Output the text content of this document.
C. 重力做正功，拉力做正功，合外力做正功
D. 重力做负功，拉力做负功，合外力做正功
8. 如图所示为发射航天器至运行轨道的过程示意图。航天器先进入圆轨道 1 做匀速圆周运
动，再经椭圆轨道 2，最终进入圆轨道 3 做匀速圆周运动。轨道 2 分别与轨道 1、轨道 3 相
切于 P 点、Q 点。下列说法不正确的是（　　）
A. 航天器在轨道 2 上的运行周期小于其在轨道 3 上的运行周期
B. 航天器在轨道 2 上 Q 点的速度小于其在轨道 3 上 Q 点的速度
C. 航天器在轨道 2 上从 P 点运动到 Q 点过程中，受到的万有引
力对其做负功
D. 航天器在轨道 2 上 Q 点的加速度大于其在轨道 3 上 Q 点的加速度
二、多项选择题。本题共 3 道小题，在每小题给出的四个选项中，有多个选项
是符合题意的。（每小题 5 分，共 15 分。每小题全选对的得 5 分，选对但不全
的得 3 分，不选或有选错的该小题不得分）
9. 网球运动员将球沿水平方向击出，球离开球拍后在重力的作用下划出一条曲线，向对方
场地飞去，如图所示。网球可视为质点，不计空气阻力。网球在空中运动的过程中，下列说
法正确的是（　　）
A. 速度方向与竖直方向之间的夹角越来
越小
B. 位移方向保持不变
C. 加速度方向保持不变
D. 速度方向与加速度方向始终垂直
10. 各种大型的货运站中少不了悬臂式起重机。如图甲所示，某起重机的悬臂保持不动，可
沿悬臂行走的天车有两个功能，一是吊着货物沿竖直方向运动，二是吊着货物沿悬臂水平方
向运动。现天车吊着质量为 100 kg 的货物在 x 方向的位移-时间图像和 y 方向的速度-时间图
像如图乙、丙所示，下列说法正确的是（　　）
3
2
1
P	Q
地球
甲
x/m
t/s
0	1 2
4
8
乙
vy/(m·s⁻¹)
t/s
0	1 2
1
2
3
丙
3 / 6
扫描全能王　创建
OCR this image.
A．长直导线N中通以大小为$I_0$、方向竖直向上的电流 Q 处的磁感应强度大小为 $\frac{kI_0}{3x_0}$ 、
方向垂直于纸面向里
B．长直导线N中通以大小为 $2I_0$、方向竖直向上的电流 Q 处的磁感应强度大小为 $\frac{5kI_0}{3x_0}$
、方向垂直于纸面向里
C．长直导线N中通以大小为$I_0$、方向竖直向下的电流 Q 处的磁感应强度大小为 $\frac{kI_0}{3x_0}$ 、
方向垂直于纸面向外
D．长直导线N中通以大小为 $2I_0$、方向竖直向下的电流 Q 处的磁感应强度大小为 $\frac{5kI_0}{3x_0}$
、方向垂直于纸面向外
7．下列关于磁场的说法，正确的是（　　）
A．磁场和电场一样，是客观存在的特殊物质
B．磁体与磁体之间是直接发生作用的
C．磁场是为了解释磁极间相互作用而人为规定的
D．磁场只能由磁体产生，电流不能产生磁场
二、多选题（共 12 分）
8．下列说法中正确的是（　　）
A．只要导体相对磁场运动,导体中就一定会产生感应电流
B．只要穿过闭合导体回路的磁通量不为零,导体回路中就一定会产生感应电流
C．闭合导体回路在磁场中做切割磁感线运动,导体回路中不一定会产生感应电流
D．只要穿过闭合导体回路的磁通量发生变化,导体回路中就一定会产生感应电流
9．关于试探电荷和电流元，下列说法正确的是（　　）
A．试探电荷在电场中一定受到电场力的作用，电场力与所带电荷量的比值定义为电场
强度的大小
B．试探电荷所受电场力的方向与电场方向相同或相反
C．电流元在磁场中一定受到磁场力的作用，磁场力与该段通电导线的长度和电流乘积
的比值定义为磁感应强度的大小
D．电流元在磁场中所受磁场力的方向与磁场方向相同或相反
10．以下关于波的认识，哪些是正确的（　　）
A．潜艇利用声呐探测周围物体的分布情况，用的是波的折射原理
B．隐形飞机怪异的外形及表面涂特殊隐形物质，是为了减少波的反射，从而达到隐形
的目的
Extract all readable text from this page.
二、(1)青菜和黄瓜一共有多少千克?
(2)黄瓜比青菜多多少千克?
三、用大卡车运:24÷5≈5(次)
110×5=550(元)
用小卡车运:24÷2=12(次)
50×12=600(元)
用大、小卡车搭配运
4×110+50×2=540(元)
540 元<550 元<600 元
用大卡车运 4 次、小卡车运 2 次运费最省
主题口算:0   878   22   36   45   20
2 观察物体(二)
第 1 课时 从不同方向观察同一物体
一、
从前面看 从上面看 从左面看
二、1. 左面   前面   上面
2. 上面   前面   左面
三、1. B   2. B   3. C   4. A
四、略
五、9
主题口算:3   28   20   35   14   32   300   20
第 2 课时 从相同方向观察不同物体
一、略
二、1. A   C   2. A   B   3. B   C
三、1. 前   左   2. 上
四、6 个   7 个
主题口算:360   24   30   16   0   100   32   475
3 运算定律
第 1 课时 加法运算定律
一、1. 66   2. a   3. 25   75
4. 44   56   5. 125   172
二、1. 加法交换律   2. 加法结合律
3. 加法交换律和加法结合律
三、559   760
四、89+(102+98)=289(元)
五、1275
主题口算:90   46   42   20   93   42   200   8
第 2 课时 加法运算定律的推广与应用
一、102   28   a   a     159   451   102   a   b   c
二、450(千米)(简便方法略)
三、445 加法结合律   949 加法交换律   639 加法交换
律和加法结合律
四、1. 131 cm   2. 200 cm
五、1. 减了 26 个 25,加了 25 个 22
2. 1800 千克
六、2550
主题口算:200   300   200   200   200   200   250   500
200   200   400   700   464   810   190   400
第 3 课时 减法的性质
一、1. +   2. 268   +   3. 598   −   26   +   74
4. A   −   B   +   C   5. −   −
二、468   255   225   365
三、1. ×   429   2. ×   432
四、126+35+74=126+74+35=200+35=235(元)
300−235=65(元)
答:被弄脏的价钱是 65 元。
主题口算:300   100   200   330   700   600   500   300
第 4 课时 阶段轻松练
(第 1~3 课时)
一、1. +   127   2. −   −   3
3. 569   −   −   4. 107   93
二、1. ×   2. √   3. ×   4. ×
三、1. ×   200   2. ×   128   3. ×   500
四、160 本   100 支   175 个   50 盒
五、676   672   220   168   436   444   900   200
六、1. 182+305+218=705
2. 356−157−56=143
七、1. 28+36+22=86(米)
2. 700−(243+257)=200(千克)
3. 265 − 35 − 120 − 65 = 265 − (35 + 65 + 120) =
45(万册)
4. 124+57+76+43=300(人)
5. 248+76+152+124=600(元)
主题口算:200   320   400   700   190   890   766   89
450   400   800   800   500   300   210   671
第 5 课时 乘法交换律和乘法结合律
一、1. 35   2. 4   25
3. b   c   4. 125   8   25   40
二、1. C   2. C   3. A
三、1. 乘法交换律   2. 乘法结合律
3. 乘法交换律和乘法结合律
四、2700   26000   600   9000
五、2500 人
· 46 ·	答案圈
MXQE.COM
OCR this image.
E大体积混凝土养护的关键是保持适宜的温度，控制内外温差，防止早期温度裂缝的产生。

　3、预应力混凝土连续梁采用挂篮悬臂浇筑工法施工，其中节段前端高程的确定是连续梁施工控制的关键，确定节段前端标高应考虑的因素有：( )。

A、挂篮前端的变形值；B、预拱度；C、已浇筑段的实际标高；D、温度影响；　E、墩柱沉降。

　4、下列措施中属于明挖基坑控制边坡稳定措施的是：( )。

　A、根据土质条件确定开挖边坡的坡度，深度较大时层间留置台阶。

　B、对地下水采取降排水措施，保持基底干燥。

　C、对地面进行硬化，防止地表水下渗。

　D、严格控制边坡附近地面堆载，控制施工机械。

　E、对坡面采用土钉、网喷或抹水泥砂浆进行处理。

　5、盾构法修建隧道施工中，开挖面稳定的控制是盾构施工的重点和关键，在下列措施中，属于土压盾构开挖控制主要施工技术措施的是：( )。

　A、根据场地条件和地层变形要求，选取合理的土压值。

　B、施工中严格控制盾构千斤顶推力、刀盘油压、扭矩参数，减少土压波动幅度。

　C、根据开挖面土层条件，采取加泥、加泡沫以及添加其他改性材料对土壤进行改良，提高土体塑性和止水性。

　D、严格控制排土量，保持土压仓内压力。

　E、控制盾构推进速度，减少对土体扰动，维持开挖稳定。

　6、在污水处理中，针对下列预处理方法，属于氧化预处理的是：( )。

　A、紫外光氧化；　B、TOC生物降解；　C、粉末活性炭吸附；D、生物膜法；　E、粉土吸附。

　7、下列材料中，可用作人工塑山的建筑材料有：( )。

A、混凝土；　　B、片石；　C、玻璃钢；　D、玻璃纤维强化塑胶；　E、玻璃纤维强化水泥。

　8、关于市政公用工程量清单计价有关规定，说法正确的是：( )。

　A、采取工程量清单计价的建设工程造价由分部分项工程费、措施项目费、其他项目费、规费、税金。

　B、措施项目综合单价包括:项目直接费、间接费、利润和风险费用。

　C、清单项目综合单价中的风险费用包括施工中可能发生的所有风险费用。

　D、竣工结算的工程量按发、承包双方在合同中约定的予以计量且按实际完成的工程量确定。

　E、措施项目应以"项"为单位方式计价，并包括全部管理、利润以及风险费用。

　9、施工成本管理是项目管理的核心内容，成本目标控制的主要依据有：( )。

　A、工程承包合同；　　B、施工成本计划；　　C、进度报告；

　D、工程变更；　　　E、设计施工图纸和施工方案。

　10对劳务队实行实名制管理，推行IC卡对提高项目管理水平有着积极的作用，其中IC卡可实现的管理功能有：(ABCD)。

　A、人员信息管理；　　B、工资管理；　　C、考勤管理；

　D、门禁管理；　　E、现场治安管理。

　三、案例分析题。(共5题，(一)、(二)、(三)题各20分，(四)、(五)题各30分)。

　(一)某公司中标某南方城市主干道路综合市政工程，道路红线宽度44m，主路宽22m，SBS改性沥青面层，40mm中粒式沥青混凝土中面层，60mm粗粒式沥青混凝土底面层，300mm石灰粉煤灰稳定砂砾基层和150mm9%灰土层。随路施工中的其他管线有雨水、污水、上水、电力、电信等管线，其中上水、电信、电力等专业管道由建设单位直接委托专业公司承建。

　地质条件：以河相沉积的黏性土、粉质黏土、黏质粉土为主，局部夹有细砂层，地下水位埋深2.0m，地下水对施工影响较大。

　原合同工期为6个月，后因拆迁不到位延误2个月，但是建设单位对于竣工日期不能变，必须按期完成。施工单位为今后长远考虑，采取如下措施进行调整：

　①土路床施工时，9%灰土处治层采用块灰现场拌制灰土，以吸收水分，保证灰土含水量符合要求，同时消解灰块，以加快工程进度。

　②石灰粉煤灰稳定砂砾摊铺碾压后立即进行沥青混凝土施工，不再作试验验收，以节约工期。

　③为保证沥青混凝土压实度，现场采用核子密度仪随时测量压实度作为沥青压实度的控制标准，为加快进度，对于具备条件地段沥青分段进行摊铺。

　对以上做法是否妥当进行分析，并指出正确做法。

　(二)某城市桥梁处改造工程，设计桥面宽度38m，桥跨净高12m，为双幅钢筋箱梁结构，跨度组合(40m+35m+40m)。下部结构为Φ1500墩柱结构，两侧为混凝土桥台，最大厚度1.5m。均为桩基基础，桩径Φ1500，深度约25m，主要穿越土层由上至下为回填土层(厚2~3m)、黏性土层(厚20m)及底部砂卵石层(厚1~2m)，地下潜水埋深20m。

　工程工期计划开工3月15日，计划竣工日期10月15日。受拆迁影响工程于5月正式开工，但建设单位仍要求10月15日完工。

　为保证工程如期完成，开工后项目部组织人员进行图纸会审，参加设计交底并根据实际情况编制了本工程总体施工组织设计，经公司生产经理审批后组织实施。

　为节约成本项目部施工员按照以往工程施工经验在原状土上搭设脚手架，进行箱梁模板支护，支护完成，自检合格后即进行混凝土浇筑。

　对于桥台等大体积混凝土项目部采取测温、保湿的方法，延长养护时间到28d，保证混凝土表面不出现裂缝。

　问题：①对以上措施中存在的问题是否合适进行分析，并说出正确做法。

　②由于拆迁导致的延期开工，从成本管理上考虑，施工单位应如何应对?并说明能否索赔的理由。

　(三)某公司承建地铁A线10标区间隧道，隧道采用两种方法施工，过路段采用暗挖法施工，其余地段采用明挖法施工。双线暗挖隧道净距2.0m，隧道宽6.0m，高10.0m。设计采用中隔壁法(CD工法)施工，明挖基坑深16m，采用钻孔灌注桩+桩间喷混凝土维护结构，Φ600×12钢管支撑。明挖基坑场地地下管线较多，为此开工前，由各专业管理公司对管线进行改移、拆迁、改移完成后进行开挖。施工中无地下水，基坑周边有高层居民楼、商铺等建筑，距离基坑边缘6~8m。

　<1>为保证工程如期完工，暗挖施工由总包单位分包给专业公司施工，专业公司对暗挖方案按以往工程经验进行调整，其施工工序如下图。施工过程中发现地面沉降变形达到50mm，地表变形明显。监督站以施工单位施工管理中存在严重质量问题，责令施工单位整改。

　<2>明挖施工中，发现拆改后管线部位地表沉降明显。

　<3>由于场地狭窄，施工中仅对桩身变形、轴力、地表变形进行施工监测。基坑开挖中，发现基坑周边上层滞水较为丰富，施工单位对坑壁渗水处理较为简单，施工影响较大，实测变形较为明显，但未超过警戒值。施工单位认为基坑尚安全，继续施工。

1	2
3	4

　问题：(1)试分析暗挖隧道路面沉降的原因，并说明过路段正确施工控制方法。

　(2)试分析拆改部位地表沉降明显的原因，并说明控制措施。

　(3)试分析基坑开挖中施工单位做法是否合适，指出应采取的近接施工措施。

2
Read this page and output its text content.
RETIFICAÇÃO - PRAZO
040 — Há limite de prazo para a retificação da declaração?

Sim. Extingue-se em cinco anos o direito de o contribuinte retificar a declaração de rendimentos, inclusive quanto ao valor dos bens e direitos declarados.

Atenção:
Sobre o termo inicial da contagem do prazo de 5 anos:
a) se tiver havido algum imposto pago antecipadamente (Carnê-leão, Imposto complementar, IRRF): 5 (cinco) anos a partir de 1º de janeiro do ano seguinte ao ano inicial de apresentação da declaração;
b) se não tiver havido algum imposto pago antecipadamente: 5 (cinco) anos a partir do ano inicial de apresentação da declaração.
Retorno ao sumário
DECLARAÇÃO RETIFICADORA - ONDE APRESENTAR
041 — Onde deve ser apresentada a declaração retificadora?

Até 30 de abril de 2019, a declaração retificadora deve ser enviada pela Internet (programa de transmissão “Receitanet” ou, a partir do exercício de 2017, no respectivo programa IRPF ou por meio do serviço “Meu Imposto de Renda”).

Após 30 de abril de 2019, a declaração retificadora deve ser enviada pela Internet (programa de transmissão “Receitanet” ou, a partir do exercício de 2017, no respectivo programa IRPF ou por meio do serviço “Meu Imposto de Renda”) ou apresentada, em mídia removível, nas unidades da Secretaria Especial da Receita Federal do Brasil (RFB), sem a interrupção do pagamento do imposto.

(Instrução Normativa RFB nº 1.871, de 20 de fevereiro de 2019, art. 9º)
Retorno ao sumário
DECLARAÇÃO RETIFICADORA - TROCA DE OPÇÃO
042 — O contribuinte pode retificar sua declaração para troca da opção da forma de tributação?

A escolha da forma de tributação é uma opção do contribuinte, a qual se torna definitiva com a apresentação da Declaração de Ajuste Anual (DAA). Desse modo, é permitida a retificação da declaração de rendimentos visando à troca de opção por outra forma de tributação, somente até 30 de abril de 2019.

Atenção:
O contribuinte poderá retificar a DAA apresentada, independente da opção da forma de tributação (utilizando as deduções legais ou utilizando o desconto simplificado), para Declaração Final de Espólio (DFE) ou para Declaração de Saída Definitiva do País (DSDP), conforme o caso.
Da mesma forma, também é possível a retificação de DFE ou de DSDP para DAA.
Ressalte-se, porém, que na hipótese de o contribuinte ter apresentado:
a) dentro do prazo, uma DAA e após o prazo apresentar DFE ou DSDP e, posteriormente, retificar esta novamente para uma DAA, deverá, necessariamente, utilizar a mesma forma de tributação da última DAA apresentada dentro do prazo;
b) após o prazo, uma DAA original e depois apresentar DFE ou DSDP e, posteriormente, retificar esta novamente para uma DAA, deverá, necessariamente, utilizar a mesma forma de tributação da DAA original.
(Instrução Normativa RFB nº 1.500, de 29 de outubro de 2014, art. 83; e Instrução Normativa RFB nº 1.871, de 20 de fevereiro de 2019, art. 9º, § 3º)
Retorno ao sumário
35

Exercise directions —
Each line that contains the word "text" counts toward the total; give only that total.

Reply —
3